-- TASK DESCRIPTION --
Write out the full listing exactly as given, minus the images.

[Stored items]
>> start
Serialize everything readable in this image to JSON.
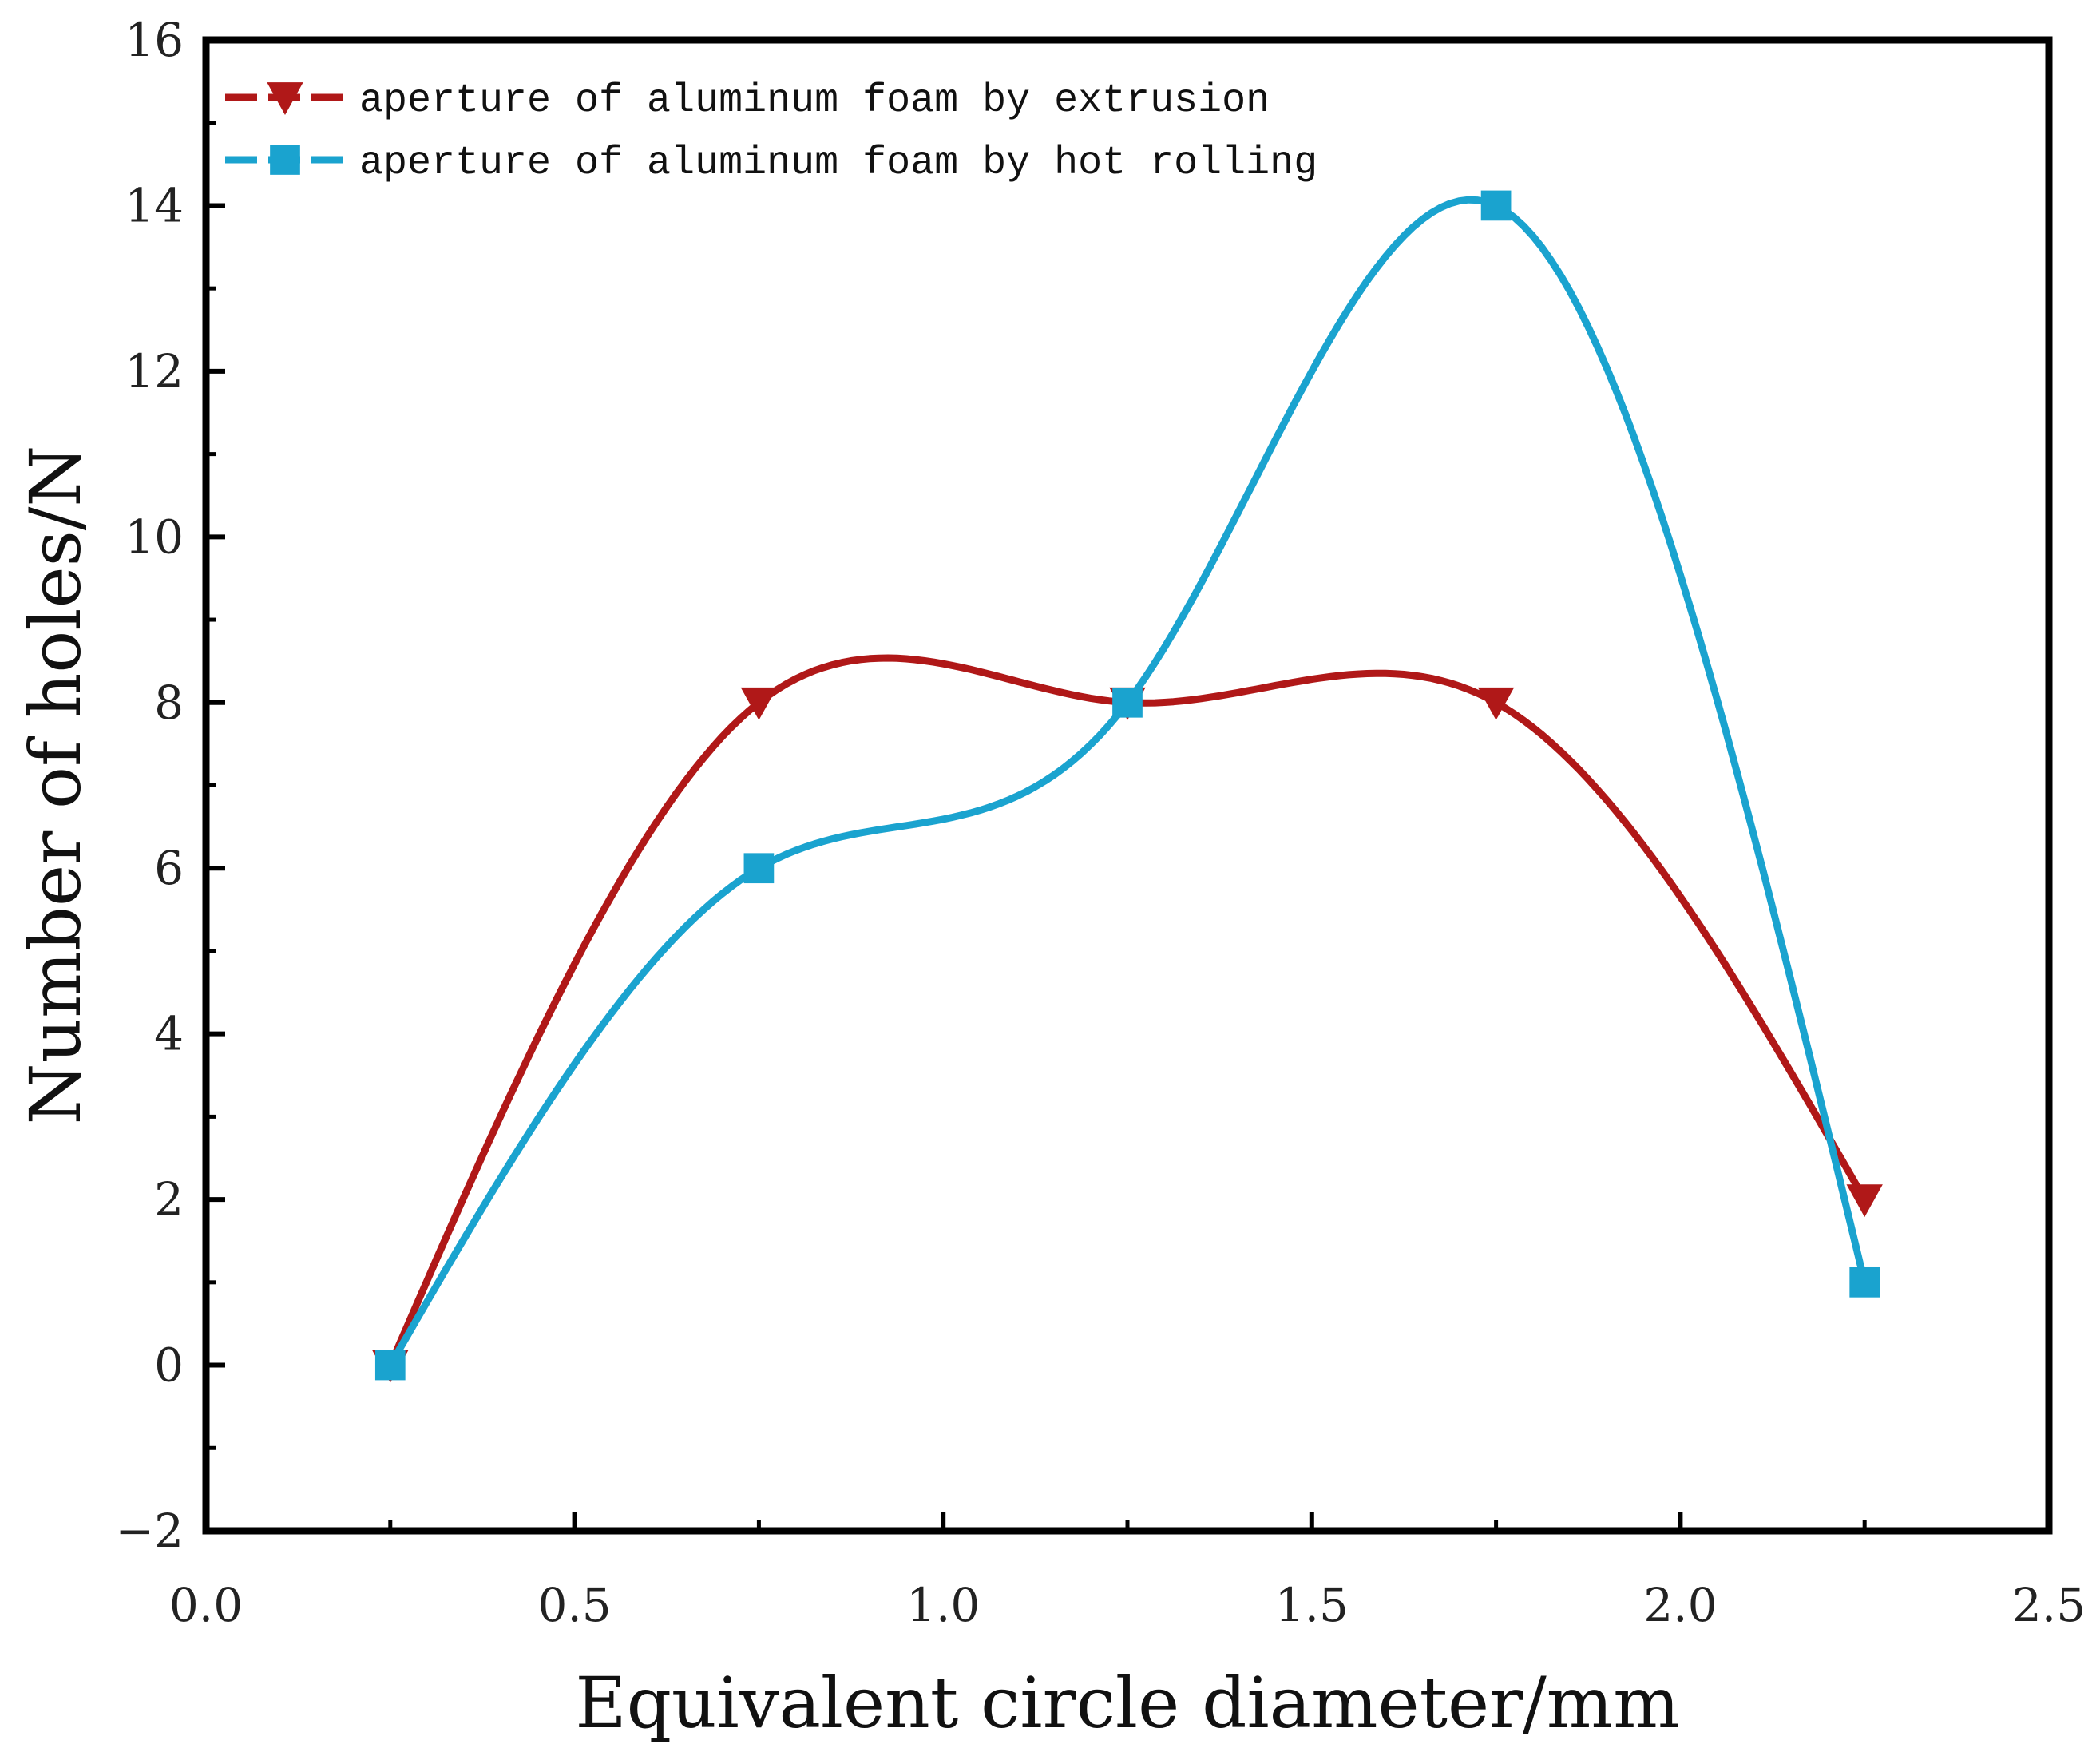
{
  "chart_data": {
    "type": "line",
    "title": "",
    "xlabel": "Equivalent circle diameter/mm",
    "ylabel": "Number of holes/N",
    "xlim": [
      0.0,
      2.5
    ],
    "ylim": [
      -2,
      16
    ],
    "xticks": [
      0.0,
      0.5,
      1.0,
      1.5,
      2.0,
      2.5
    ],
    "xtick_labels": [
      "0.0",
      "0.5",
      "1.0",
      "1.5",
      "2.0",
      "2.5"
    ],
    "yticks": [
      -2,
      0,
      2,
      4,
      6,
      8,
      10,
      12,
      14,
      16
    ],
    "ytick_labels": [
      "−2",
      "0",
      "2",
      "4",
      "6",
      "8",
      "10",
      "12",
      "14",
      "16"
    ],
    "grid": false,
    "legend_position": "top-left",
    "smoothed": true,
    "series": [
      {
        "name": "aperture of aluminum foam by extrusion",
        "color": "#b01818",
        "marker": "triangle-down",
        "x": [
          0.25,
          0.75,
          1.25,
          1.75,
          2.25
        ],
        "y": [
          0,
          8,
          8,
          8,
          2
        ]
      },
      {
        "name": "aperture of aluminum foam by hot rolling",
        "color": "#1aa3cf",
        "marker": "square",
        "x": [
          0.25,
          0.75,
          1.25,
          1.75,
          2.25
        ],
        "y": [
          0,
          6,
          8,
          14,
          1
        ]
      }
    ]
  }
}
>> end
-- CORRECT OUTPUT --
Serialize everything readable in this image to JSON.
{
  "chart_data": {
    "type": "line",
    "title": "",
    "xlabel": "Equivalent circle diameter/mm",
    "ylabel": "Number of holes/N",
    "xlim": [
      0.0,
      2.5
    ],
    "ylim": [
      -2,
      16
    ],
    "xticks": [
      0.0,
      0.5,
      1.0,
      1.5,
      2.0,
      2.5
    ],
    "xtick_labels": [
      "0.0",
      "0.5",
      "1.0",
      "1.5",
      "2.0",
      "2.5"
    ],
    "yticks": [
      -2,
      0,
      2,
      4,
      6,
      8,
      10,
      12,
      14,
      16
    ],
    "ytick_labels": [
      "−2",
      "0",
      "2",
      "4",
      "6",
      "8",
      "10",
      "12",
      "14",
      "16"
    ],
    "grid": false,
    "legend_position": "top-left",
    "smoothed": true,
    "series": [
      {
        "name": "aperture of aluminum foam by extrusion",
        "color": "#b01818",
        "marker": "triangle-down",
        "x": [
          0.25,
          0.75,
          1.25,
          1.75,
          2.25
        ],
        "y": [
          0,
          8,
          8,
          8,
          2
        ]
      },
      {
        "name": "aperture of aluminum foam by hot rolling",
        "color": "#1aa3cf",
        "marker": "square",
        "x": [
          0.25,
          0.75,
          1.25,
          1.75,
          2.25
        ],
        "y": [
          0,
          6,
          8,
          14,
          1
        ]
      }
    ]
  }
}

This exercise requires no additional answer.